__INSTRUCTIONS TO FOLLOW__.
Pick out every entry that contains the string "Plasticity" and copy each one in full.

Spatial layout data
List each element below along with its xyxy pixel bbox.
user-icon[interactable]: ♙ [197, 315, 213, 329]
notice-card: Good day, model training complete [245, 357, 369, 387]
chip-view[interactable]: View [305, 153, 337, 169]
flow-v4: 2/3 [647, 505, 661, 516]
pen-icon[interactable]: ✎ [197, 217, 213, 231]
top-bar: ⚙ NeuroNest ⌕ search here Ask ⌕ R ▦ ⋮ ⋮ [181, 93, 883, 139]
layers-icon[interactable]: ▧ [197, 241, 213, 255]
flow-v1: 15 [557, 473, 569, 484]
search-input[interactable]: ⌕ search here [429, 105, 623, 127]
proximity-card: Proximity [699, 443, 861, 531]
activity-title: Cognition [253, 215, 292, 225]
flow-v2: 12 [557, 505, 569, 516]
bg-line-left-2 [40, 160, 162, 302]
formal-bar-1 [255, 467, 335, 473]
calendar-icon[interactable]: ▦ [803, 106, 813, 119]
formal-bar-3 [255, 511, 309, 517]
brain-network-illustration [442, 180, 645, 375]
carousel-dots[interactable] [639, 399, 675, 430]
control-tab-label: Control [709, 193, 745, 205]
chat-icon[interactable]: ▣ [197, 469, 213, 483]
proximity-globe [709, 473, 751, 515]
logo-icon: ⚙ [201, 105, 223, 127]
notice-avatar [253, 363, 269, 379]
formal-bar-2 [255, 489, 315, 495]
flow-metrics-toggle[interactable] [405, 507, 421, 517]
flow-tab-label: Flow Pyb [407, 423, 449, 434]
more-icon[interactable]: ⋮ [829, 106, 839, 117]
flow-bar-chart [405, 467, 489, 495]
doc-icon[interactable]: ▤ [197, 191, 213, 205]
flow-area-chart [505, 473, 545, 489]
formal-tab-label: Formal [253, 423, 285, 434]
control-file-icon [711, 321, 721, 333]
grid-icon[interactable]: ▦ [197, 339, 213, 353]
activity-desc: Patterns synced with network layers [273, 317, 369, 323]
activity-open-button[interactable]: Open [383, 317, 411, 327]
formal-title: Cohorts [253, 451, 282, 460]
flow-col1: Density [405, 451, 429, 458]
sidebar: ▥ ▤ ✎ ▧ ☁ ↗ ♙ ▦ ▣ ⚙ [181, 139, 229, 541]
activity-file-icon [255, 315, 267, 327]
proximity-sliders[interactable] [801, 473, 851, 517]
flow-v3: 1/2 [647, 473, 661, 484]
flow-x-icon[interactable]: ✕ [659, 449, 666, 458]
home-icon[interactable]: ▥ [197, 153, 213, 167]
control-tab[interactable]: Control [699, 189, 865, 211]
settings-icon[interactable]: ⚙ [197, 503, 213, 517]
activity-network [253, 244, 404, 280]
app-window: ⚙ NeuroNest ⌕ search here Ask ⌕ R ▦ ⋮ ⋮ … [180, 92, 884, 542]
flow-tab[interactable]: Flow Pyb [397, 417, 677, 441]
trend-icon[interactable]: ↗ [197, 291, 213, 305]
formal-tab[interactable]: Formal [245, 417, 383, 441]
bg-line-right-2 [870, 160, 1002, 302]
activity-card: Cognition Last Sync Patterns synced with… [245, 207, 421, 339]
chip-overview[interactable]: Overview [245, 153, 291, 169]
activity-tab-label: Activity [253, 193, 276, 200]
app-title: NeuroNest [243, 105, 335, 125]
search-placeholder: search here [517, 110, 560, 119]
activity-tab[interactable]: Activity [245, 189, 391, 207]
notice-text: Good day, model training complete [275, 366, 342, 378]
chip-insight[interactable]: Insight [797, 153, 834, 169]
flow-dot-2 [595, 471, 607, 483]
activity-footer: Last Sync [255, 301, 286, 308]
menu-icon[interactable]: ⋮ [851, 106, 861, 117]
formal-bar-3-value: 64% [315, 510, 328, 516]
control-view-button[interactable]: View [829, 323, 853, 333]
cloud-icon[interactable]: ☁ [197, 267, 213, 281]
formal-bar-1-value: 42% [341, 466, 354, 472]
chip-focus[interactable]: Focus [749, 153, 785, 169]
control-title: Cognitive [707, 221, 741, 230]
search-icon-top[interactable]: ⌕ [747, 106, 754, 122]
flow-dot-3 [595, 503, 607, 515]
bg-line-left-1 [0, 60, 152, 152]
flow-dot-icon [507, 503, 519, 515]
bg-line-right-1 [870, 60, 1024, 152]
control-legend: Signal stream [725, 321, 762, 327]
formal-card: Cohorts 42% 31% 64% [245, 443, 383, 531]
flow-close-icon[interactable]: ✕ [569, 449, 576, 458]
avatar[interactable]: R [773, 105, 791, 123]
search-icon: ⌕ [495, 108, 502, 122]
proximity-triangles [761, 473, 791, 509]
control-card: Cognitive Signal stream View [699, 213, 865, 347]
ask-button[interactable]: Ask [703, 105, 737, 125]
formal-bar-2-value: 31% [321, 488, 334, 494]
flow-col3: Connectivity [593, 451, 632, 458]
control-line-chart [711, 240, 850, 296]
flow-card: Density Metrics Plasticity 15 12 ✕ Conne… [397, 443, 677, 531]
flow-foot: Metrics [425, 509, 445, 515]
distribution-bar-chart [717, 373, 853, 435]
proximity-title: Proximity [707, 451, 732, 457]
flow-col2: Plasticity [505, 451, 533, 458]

__FINISHED TASK__.
flow-card: Density Metrics Plasticity 15 12 ✕ Conne… [397, 443, 677, 531]
flow-col2: Plasticity [505, 451, 533, 458]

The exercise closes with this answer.